### [Given information]
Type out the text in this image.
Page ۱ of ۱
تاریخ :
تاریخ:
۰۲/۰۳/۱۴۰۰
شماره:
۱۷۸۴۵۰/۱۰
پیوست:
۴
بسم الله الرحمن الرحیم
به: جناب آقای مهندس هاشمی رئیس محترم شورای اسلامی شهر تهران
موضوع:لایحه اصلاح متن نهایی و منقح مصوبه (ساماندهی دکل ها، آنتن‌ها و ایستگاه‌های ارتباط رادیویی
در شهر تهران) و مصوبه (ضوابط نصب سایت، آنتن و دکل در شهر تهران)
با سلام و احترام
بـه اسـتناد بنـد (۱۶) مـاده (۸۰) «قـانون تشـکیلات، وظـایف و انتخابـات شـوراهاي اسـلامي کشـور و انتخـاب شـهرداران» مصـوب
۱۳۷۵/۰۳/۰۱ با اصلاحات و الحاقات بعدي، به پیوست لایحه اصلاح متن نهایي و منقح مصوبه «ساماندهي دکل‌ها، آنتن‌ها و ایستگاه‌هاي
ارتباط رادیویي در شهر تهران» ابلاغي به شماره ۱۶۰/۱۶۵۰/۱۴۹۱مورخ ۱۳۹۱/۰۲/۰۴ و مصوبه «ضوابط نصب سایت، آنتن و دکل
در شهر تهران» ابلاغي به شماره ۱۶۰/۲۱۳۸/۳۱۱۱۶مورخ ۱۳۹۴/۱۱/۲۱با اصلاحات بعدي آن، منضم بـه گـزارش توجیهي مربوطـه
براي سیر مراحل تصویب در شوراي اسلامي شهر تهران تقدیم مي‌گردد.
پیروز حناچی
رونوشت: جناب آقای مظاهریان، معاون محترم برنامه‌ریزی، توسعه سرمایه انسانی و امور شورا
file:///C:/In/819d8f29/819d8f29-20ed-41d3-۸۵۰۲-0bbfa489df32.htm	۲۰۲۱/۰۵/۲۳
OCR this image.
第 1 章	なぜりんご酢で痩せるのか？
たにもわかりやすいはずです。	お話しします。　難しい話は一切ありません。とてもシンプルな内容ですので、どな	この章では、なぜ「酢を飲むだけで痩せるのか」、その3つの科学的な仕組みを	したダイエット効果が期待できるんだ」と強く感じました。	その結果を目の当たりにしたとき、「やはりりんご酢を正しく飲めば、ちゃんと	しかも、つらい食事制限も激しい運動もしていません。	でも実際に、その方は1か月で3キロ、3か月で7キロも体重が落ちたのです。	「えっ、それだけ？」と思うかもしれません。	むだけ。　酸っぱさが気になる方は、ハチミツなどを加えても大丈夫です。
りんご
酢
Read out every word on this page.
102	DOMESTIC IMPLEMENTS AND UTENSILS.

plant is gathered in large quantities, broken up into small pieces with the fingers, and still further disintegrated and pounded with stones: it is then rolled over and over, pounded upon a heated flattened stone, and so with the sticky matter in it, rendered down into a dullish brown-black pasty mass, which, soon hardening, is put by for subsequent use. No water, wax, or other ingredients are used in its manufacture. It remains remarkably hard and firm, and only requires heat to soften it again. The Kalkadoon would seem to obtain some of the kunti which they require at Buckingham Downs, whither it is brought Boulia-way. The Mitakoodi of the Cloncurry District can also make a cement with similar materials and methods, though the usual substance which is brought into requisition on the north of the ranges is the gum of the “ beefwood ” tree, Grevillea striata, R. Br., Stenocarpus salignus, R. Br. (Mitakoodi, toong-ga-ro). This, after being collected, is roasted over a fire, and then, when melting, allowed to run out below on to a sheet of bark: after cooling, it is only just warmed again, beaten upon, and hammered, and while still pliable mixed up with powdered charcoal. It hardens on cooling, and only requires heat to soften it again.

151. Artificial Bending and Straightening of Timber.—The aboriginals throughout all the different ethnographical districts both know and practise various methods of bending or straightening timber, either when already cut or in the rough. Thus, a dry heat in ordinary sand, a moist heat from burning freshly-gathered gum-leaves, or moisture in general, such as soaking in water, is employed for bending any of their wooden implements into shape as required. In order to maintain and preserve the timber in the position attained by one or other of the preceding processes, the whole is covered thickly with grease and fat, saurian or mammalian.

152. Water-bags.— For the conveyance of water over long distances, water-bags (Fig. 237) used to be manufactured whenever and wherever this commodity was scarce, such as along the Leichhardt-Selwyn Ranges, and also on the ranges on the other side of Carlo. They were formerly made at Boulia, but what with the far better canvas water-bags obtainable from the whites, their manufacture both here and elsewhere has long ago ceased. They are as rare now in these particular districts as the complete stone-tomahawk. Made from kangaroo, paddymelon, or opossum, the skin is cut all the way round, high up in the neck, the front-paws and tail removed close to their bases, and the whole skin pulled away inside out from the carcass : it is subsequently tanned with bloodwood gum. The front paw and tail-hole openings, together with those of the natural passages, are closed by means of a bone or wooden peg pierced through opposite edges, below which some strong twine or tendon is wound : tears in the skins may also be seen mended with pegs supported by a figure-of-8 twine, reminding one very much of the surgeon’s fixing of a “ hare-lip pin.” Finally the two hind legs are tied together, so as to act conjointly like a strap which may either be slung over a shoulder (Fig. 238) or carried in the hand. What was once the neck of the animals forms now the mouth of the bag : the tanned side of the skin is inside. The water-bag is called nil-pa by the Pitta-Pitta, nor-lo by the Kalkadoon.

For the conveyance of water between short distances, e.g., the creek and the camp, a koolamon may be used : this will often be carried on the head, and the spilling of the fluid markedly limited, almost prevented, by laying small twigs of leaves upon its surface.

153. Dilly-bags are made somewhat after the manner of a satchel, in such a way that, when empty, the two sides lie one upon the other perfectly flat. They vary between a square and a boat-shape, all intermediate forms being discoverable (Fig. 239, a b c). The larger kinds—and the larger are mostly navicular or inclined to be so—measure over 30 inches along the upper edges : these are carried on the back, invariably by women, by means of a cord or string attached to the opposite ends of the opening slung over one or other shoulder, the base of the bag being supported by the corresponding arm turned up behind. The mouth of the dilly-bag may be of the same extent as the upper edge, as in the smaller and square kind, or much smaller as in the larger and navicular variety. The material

### [Set exercise]
Repeat all of the records above exactly as written.

### [Output]
Type out the text in this image.
Page ۱ of ۱
تاریخ :
تاریخ:
۰۲/۰۳/۱۴۰۰
شماره:
۱۷۸۴۵۰/۱۰
پیوست:
۴
بسم الله الرحمن الرحیم
به: جناب آقای مهندس هاشمی رئیس محترم شورای اسلامی شهر تهران
موضوع:لایحه اصلاح متن نهایی و منقح مصوبه (ساماندهی دکل ها، آنتن‌ها و ایستگاه‌های ارتباط رادیویی
در شهر تهران) و مصوبه (ضوابط نصب سایت، آنتن و دکل در شهر تهران)
با سلام و احترام
بـه اسـتناد بنـد (۱۶) مـاده (۸۰) «قـانون تشـکیلات، وظـایف و انتخابـات شـوراهاي اسـلامي کشـور و انتخـاب شـهرداران» مصـوب
۱۳۷۵/۰۳/۰۱ با اصلاحات و الحاقات بعدي، به پیوست لایحه اصلاح متن نهایي و منقح مصوبه «ساماندهي دکل‌ها، آنتن‌ها و ایستگاه‌هاي
ارتباط رادیویي در شهر تهران» ابلاغي به شماره ۱۶۰/۱۶۵۰/۱۴۹۱مورخ ۱۳۹۱/۰۲/۰۴ و مصوبه «ضوابط نصب سایت، آنتن و دکل
در شهر تهران» ابلاغي به شماره ۱۶۰/۲۱۳۸/۳۱۱۱۶مورخ ۱۳۹۴/۱۱/۲۱با اصلاحات بعدي آن، منضم بـه گـزارش توجیهي مربوطـه
براي سیر مراحل تصویب در شوراي اسلامي شهر تهران تقدیم مي‌گردد.
پیروز حناچی
رونوشت: جناب آقای مظاهریان، معاون محترم برنامه‌ریزی، توسعه سرمایه انسانی و امور شورا
file:///C:/In/819d8f29/819d8f29-20ed-41d3-۸۵۰۲-0bbfa489df32.htm	۲۰۲۱/۰۵/۲۳
OCR this image.
第 1 章	なぜりんご酢で痩せるのか？
たにもわかりやすいはずです。	お話しします。　難しい話は一切ありません。とてもシンプルな内容ですので、どな	この章では、なぜ「酢を飲むだけで痩せるのか」、その3つの科学的な仕組みを	したダイエット効果が期待できるんだ」と強く感じました。	その結果を目の当たりにしたとき、「やはりりんご酢を正しく飲めば、ちゃんと	しかも、つらい食事制限も激しい運動もしていません。	でも実際に、その方は1か月で3キロ、3か月で7キロも体重が落ちたのです。	「えっ、それだけ？」と思うかもしれません。	むだけ。　酸っぱさが気になる方は、ハチミツなどを加えても大丈夫です。
りんご
酢
Read out every word on this page.
102	DOMESTIC IMPLEMENTS AND UTENSILS.

plant is gathered in large quantities, broken up into small pieces with the fingers, and still further disintegrated and pounded with stones: it is then rolled over and over, pounded upon a heated flattened stone, and so with the sticky matter in it, rendered down into a dullish brown-black pasty mass, which, soon hardening, is put by for subsequent use. No water, wax, or other ingredients are used in its manufacture. It remains remarkably hard and firm, and only requires heat to soften it again. The Kalkadoon would seem to obtain some of the kunti which they require at Buckingham Downs, whither it is brought Boulia-way. The Mitakoodi of the Cloncurry District can also make a cement with similar materials and methods, though the usual substance which is brought into requisition on the north of the ranges is the gum of the “ beefwood ” tree, Grevillea striata, R. Br., Stenocarpus salignus, R. Br. (Mitakoodi, toong-ga-ro). This, after being collected, is roasted over a fire, and then, when melting, allowed to run out below on to a sheet of bark: after cooling, it is only just warmed again, beaten upon, and hammered, and while still pliable mixed up with powdered charcoal. It hardens on cooling, and only requires heat to soften it again.

151. Artificial Bending and Straightening of Timber.—The aboriginals throughout all the different ethnographical districts both know and practise various methods of bending or straightening timber, either when already cut or in the rough. Thus, a dry heat in ordinary sand, a moist heat from burning freshly-gathered gum-leaves, or moisture in general, such as soaking in water, is employed for bending any of their wooden implements into shape as required. In order to maintain and preserve the timber in the position attained by one or other of the preceding processes, the whole is covered thickly with grease and fat, saurian or mammalian.

152. Water-bags.— For the conveyance of water over long distances, water-bags (Fig. 237) used to be manufactured whenever and wherever this commodity was scarce, such as along the Leichhardt-Selwyn Ranges, and also on the ranges on the other side of Carlo. They were formerly made at Boulia, but what with the far better canvas water-bags obtainable from the whites, their manufacture both here and elsewhere has long ago ceased. They are as rare now in these particular districts as the complete stone-tomahawk. Made from kangaroo, paddymelon, or opossum, the skin is cut all the way round, high up in the neck, the front-paws and tail removed close to their bases, and the whole skin pulled away inside out from the carcass : it is subsequently tanned with bloodwood gum. The front paw and tail-hole openings, together with those of the natural passages, are closed by means of a bone or wooden peg pierced through opposite edges, below which some strong twine or tendon is wound : tears in the skins may also be seen mended with pegs supported by a figure-of-8 twine, reminding one very much of the surgeon’s fixing of a “ hare-lip pin.” Finally the two hind legs are tied together, so as to act conjointly like a strap which may either be slung over a shoulder (Fig. 238) or carried in the hand. What was once the neck of the animals forms now the mouth of the bag : the tanned side of the skin is inside. The water-bag is called nil-pa by the Pitta-Pitta, nor-lo by the Kalkadoon.

For the conveyance of water between short distances, e.g., the creek and the camp, a koolamon may be used : this will often be carried on the head, and the spilling of the fluid markedly limited, almost prevented, by laying small twigs of leaves upon its surface.

153. Dilly-bags are made somewhat after the manner of a satchel, in such a way that, when empty, the two sides lie one upon the other perfectly flat. They vary between a square and a boat-shape, all intermediate forms being discoverable (Fig. 239, a b c). The larger kinds—and the larger are mostly navicular or inclined to be so—measure over 30 inches along the upper edges : these are carried on the back, invariably by women, by means of a cord or string attached to the opposite ends of the opening slung over one or other shoulder, the base of the bag being supported by the corresponding arm turned up behind. The mouth of the dilly-bag may be of the same extent as the upper edge, as in the smaller and square kind, or much smaller as in the larger and navicular variety. The material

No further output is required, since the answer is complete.